Restate, word for word, all of the material shown below.
* * *
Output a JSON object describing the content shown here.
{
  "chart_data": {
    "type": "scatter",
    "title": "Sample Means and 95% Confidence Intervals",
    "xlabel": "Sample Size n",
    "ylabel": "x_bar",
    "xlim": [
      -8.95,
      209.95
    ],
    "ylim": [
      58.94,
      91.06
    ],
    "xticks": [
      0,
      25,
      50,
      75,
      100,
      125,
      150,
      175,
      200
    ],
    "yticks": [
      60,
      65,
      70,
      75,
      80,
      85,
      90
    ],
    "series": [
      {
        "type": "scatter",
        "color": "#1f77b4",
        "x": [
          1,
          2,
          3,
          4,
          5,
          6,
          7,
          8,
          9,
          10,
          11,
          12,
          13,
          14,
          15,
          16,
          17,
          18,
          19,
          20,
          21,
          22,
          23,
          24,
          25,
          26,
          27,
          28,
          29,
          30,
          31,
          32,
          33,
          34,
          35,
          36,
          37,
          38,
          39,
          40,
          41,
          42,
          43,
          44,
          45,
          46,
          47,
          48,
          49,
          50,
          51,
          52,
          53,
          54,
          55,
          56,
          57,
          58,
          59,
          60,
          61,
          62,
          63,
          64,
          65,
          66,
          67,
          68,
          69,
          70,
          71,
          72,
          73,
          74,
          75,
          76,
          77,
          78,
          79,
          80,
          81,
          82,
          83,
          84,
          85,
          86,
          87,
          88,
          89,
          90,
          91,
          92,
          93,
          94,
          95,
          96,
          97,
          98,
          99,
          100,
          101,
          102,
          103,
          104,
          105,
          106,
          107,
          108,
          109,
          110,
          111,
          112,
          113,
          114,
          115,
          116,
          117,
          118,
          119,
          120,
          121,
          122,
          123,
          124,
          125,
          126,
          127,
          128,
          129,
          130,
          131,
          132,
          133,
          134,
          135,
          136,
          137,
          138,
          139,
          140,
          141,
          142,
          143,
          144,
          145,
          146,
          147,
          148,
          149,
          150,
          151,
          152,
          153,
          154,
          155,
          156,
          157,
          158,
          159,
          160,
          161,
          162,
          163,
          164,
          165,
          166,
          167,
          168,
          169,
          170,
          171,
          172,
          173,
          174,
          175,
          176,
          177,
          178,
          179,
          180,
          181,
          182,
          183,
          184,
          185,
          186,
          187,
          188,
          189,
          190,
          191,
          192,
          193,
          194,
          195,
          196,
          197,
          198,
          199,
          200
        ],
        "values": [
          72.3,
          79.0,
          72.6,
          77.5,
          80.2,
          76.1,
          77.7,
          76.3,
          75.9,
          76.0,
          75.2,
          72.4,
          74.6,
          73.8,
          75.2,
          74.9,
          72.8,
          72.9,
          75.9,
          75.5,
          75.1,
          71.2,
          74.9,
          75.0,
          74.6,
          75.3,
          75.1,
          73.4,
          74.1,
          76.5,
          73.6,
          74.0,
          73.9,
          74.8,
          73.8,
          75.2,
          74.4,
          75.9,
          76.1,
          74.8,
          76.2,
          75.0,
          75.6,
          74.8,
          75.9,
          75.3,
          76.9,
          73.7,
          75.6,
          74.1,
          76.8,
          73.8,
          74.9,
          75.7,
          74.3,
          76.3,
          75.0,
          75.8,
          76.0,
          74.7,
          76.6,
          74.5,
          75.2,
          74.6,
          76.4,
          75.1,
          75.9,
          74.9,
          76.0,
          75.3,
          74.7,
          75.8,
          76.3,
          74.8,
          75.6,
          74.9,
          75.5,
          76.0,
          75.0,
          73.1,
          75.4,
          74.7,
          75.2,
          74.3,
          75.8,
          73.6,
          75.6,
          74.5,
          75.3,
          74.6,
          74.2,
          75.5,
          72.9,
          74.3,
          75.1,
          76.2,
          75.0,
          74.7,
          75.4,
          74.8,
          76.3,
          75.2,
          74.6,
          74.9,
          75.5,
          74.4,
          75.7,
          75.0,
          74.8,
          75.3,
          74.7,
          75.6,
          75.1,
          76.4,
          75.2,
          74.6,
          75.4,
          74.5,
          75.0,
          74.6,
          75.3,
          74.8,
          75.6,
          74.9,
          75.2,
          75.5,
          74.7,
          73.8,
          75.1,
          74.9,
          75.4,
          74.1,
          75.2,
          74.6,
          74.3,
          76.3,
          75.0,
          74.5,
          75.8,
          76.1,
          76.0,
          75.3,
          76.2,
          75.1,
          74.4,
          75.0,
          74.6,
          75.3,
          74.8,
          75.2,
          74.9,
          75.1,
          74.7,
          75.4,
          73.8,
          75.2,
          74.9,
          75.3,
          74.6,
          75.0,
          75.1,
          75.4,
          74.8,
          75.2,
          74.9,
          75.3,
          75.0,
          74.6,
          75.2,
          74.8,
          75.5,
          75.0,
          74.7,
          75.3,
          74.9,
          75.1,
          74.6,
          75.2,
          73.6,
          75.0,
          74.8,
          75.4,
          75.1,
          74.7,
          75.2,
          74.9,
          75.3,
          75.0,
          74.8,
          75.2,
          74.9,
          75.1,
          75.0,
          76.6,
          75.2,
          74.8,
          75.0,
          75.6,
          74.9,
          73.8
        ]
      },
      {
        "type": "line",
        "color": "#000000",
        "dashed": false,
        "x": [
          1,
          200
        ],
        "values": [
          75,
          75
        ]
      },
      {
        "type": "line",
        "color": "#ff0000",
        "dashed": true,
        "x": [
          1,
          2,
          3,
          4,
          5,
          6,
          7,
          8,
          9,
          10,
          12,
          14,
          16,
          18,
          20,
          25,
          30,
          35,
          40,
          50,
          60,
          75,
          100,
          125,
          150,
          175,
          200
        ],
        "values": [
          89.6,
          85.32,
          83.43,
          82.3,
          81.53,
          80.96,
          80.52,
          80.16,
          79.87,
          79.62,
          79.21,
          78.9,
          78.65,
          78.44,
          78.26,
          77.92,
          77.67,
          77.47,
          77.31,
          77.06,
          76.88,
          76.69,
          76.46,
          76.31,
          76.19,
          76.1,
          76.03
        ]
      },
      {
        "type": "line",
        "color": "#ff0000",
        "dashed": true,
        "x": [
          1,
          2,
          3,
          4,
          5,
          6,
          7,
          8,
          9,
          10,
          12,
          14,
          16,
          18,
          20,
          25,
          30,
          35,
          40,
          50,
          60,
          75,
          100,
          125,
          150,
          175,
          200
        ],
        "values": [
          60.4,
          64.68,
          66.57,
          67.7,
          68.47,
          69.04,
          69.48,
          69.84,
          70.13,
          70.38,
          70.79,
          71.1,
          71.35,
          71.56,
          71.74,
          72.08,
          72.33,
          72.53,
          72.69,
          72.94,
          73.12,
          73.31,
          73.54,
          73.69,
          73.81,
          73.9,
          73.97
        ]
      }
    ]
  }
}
* * *
> _EXERCISE ANSWER_
Output a JSON object describing the content shown here.
{
  "chart_data": {
    "type": "scatter",
    "title": "Sample Means and 95% Confidence Intervals",
    "xlabel": "Sample Size n",
    "ylabel": "x_bar",
    "xlim": [
      -8.95,
      209.95
    ],
    "ylim": [
      58.94,
      91.06
    ],
    "xticks": [
      0,
      25,
      50,
      75,
      100,
      125,
      150,
      175,
      200
    ],
    "yticks": [
      60,
      65,
      70,
      75,
      80,
      85,
      90
    ],
    "series": [
      {
        "type": "scatter",
        "color": "#1f77b4",
        "x": [
          1,
          2,
          3,
          4,
          5,
          6,
          7,
          8,
          9,
          10,
          11,
          12,
          13,
          14,
          15,
          16,
          17,
          18,
          19,
          20,
          21,
          22,
          23,
          24,
          25,
          26,
          27,
          28,
          29,
          30,
          31,
          32,
          33,
          34,
          35,
          36,
          37,
          38,
          39,
          40,
          41,
          42,
          43,
          44,
          45,
          46,
          47,
          48,
          49,
          50,
          51,
          52,
          53,
          54,
          55,
          56,
          57,
          58,
          59,
          60,
          61,
          62,
          63,
          64,
          65,
          66,
          67,
          68,
          69,
          70,
          71,
          72,
          73,
          74,
          75,
          76,
          77,
          78,
          79,
          80,
          81,
          82,
          83,
          84,
          85,
          86,
          87,
          88,
          89,
          90,
          91,
          92,
          93,
          94,
          95,
          96,
          97,
          98,
          99,
          100,
          101,
          102,
          103,
          104,
          105,
          106,
          107,
          108,
          109,
          110,
          111,
          112,
          113,
          114,
          115,
          116,
          117,
          118,
          119,
          120,
          121,
          122,
          123,
          124,
          125,
          126,
          127,
          128,
          129,
          130,
          131,
          132,
          133,
          134,
          135,
          136,
          137,
          138,
          139,
          140,
          141,
          142,
          143,
          144,
          145,
          146,
          147,
          148,
          149,
          150,
          151,
          152,
          153,
          154,
          155,
          156,
          157,
          158,
          159,
          160,
          161,
          162,
          163,
          164,
          165,
          166,
          167,
          168,
          169,
          170,
          171,
          172,
          173,
          174,
          175,
          176,
          177,
          178,
          179,
          180,
          181,
          182,
          183,
          184,
          185,
          186,
          187,
          188,
          189,
          190,
          191,
          192,
          193,
          194,
          195,
          196,
          197,
          198,
          199,
          200
        ],
        "values": [
          72.3,
          79.0,
          72.6,
          77.5,
          80.2,
          76.1,
          77.7,
          76.3,
          75.9,
          76.0,
          75.2,
          72.4,
          74.6,
          73.8,
          75.2,
          74.9,
          72.8,
          72.9,
          75.9,
          75.5,
          75.1,
          71.2,
          74.9,
          75.0,
          74.6,
          75.3,
          75.1,
          73.4,
          74.1,
          76.5,
          73.6,
          74.0,
          73.9,
          74.8,
          73.8,
          75.2,
          74.4,
          75.9,
          76.1,
          74.8,
          76.2,
          75.0,
          75.6,
          74.8,
          75.9,
          75.3,
          76.9,
          73.7,
          75.6,
          74.1,
          76.8,
          73.8,
          74.9,
          75.7,
          74.3,
          76.3,
          75.0,
          75.8,
          76.0,
          74.7,
          76.6,
          74.5,
          75.2,
          74.6,
          76.4,
          75.1,
          75.9,
          74.9,
          76.0,
          75.3,
          74.7,
          75.8,
          76.3,
          74.8,
          75.6,
          74.9,
          75.5,
          76.0,
          75.0,
          73.1,
          75.4,
          74.7,
          75.2,
          74.3,
          75.8,
          73.6,
          75.6,
          74.5,
          75.3,
          74.6,
          74.2,
          75.5,
          72.9,
          74.3,
          75.1,
          76.2,
          75.0,
          74.7,
          75.4,
          74.8,
          76.3,
          75.2,
          74.6,
          74.9,
          75.5,
          74.4,
          75.7,
          75.0,
          74.8,
          75.3,
          74.7,
          75.6,
          75.1,
          76.4,
          75.2,
          74.6,
          75.4,
          74.5,
          75.0,
          74.6,
          75.3,
          74.8,
          75.6,
          74.9,
          75.2,
          75.5,
          74.7,
          73.8,
          75.1,
          74.9,
          75.4,
          74.1,
          75.2,
          74.6,
          74.3,
          76.3,
          75.0,
          74.5,
          75.8,
          76.1,
          76.0,
          75.3,
          76.2,
          75.1,
          74.4,
          75.0,
          74.6,
          75.3,
          74.8,
          75.2,
          74.9,
          75.1,
          74.7,
          75.4,
          73.8,
          75.2,
          74.9,
          75.3,
          74.6,
          75.0,
          75.1,
          75.4,
          74.8,
          75.2,
          74.9,
          75.3,
          75.0,
          74.6,
          75.2,
          74.8,
          75.5,
          75.0,
          74.7,
          75.3,
          74.9,
          75.1,
          74.6,
          75.2,
          73.6,
          75.0,
          74.8,
          75.4,
          75.1,
          74.7,
          75.2,
          74.9,
          75.3,
          75.0,
          74.8,
          75.2,
          74.9,
          75.1,
          75.0,
          76.6,
          75.2,
          74.8,
          75.0,
          75.6,
          74.9,
          73.8
        ]
      },
      {
        "type": "line",
        "color": "#000000",
        "dashed": false,
        "x": [
          1,
          200
        ],
        "values": [
          75,
          75
        ]
      },
      {
        "type": "line",
        "color": "#ff0000",
        "dashed": true,
        "x": [
          1,
          2,
          3,
          4,
          5,
          6,
          7,
          8,
          9,
          10,
          12,
          14,
          16,
          18,
          20,
          25,
          30,
          35,
          40,
          50,
          60,
          75,
          100,
          125,
          150,
          175,
          200
        ],
        "values": [
          89.6,
          85.32,
          83.43,
          82.3,
          81.53,
          80.96,
          80.52,
          80.16,
          79.87,
          79.62,
          79.21,
          78.9,
          78.65,
          78.44,
          78.26,
          77.92,
          77.67,
          77.47,
          77.31,
          77.06,
          76.88,
          76.69,
          76.46,
          76.31,
          76.19,
          76.1,
          76.03
        ]
      },
      {
        "type": "line",
        "color": "#ff0000",
        "dashed": true,
        "x": [
          1,
          2,
          3,
          4,
          5,
          6,
          7,
          8,
          9,
          10,
          12,
          14,
          16,
          18,
          20,
          25,
          30,
          35,
          40,
          50,
          60,
          75,
          100,
          125,
          150,
          175,
          200
        ],
        "values": [
          60.4,
          64.68,
          66.57,
          67.7,
          68.47,
          69.04,
          69.48,
          69.84,
          70.13,
          70.38,
          70.79,
          71.1,
          71.35,
          71.56,
          71.74,
          72.08,
          72.33,
          72.53,
          72.69,
          72.94,
          73.12,
          73.31,
          73.54,
          73.69,
          73.81,
          73.9,
          73.97
        ]
      }
    ]
  }
}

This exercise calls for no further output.